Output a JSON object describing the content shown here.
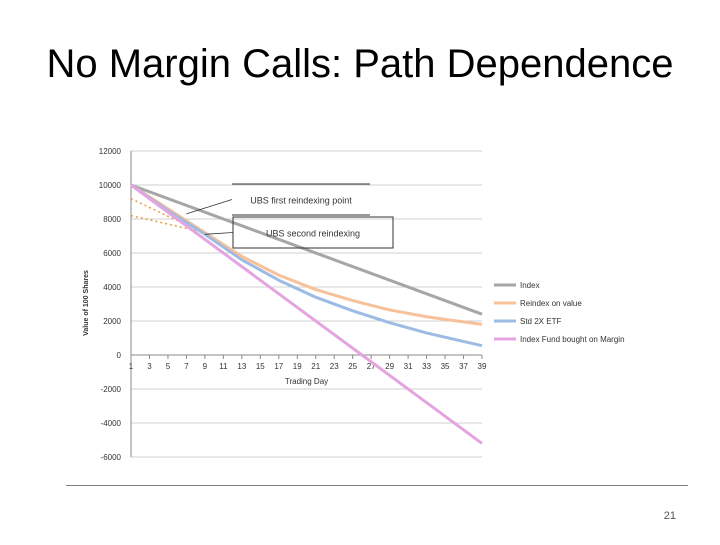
{
  "slide": {
    "title": "No Margin Calls:  Path Dependence",
    "page_number": "21"
  },
  "chart_data": {
    "type": "line",
    "xlabel": "Trading Day",
    "ylabel": "Value of 100 Shares",
    "xlim": [
      1,
      39
    ],
    "ylim": [
      -6000,
      12000
    ],
    "y_ticks": [
      12000,
      10000,
      8000,
      6000,
      4000,
      2000,
      0,
      -2000,
      -4000,
      -6000
    ],
    "x_ticks": [
      1,
      3,
      5,
      7,
      9,
      11,
      13,
      15,
      17,
      19,
      21,
      23,
      25,
      27,
      29,
      31,
      33,
      35,
      37,
      39
    ],
    "grid": "horizontal",
    "legend_position": "right",
    "series": [
      {
        "name": "Index",
        "color": "#a6a6a6",
        "x": [
          1,
          39
        ],
        "y": [
          10000,
          2400
        ]
      },
      {
        "name": "Reindex on value",
        "color": "#f7c19a",
        "x": [
          1,
          5,
          9,
          13,
          17,
          21,
          25,
          29,
          33,
          37,
          39
        ],
        "y": [
          10000,
          8600,
          7200,
          5800,
          4700,
          3850,
          3200,
          2650,
          2250,
          1950,
          1800
        ]
      },
      {
        "name": "Std 2X ETF",
        "color": "#9dbbe3",
        "x": [
          1,
          5,
          9,
          13,
          17,
          21,
          25,
          29,
          33,
          37,
          39
        ],
        "y": [
          10000,
          8500,
          7100,
          5600,
          4400,
          3400,
          2600,
          1900,
          1300,
          800,
          550
        ]
      },
      {
        "name": "Index Fund bought on Margin",
        "color": "#e3a4e0",
        "x": [
          1,
          39
        ],
        "y": [
          10000,
          -5200
        ]
      }
    ],
    "reference_lines": [
      {
        "color": "#e8a34f",
        "x": [
          1,
          6
        ],
        "y": [
          9200,
          7900
        ]
      },
      {
        "color": "#e8a34f",
        "x": [
          1,
          9
        ],
        "y": [
          8200,
          7200
        ]
      }
    ],
    "annotations": [
      {
        "text": "UBS first reindexing point",
        "x": 7,
        "y": 8300
      },
      {
        "text": "UBS second reindexing",
        "x": 9,
        "y": 7100
      }
    ]
  }
}
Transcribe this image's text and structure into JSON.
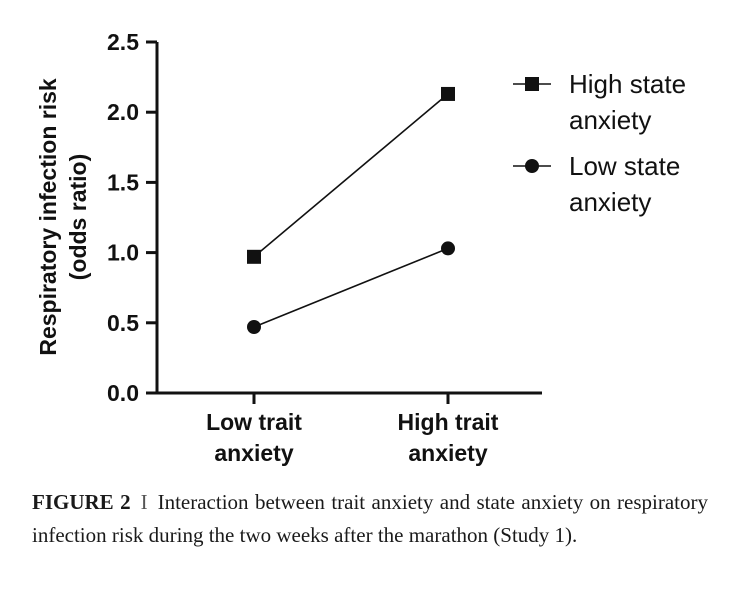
{
  "chart_data": {
    "type": "line",
    "categories": [
      [
        "Low trait",
        "anxiety"
      ],
      [
        "High trait",
        "anxiety"
      ]
    ],
    "ylabel": [
      "Respiratory infection risk",
      "(odds ratio)"
    ],
    "ylim": [
      0,
      2.5
    ],
    "yticks": [
      "0.0",
      "0.5",
      "1.0",
      "1.5",
      "2.0",
      "2.5"
    ],
    "grid": false,
    "legend_position": "top-right",
    "series": [
      {
        "name": [
          "High state",
          "anxiety"
        ],
        "marker": "square",
        "values": [
          0.97,
          2.13
        ]
      },
      {
        "name": [
          "Low state",
          "anxiety"
        ],
        "marker": "circle",
        "values": [
          0.47,
          1.03
        ]
      }
    ],
    "colors": {
      "ink": "#111111"
    }
  },
  "caption": {
    "label": "FIGURE 2",
    "separator": "I",
    "text": "Interaction between trait anxiety and state anxiety on respiratory infection risk during the two weeks after the marathon (Study 1)."
  }
}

◇ ◇ ◇ ◇ ◇ ◇ ◇

Pictures in the records above are not copied; print everything else exactly.

Worked answer –
Output a JSON object describing the content shown here.
{
  "slide": {
    "title": "No Margin Calls:  Path Dependence",
    "page_number": "21"
  },
  "chart_data": {
    "type": "line",
    "xlabel": "Trading Day",
    "ylabel": "Value of 100 Shares",
    "xlim": [
      1,
      39
    ],
    "ylim": [
      -6000,
      12000
    ],
    "y_ticks": [
      12000,
      10000,
      8000,
      6000,
      4000,
      2000,
      0,
      -2000,
      -4000,
      -6000
    ],
    "x_ticks": [
      1,
      3,
      5,
      7,
      9,
      11,
      13,
      15,
      17,
      19,
      21,
      23,
      25,
      27,
      29,
      31,
      33,
      35,
      37,
      39
    ],
    "grid": "horizontal",
    "legend_position": "right",
    "series": [
      {
        "name": "Index",
        "color": "#a6a6a6",
        "x": [
          1,
          39
        ],
        "y": [
          10000,
          2400
        ]
      },
      {
        "name": "Reindex on value",
        "color": "#f7c19a",
        "x": [
          1,
          5,
          9,
          13,
          17,
          21,
          25,
          29,
          33,
          37,
          39
        ],
        "y": [
          10000,
          8600,
          7200,
          5800,
          4700,
          3850,
          3200,
          2650,
          2250,
          1950,
          1800
        ]
      },
      {
        "name": "Std 2X ETF",
        "color": "#9dbbe3",
        "x": [
          1,
          5,
          9,
          13,
          17,
          21,
          25,
          29,
          33,
          37,
          39
        ],
        "y": [
          10000,
          8500,
          7100,
          5600,
          4400,
          3400,
          2600,
          1900,
          1300,
          800,
          550
        ]
      },
      {
        "name": "Index Fund bought on Margin",
        "color": "#e3a4e0",
        "x": [
          1,
          39
        ],
        "y": [
          10000,
          -5200
        ]
      }
    ],
    "reference_lines": [
      {
        "color": "#e8a34f",
        "x": [
          1,
          6
        ],
        "y": [
          9200,
          7900
        ]
      },
      {
        "color": "#e8a34f",
        "x": [
          1,
          9
        ],
        "y": [
          8200,
          7200
        ]
      }
    ],
    "annotations": [
      {
        "text": "UBS first reindexing point",
        "x": 7,
        "y": 8300
      },
      {
        "text": "UBS second reindexing",
        "x": 9,
        "y": 7100
      }
    ]
  }
}
Transcribe this image's text and structure into JSON.
{
  "chart_data": {
    "type": "line",
    "categories": [
      [
        "Low trait",
        "anxiety"
      ],
      [
        "High trait",
        "anxiety"
      ]
    ],
    "ylabel": [
      "Respiratory infection risk",
      "(odds ratio)"
    ],
    "ylim": [
      0,
      2.5
    ],
    "yticks": [
      "0.0",
      "0.5",
      "1.0",
      "1.5",
      "2.0",
      "2.5"
    ],
    "grid": false,
    "legend_position": "top-right",
    "series": [
      {
        "name": [
          "High state",
          "anxiety"
        ],
        "marker": "square",
        "values": [
          0.97,
          2.13
        ]
      },
      {
        "name": [
          "Low state",
          "anxiety"
        ],
        "marker": "circle",
        "values": [
          0.47,
          1.03
        ]
      }
    ],
    "colors": {
      "ink": "#111111"
    }
  },
  "caption": {
    "label": "FIGURE 2",
    "separator": "I",
    "text": "Interaction between trait anxiety and state anxiety on respiratory infection risk during the two weeks after the marathon (Study 1)."
  }
}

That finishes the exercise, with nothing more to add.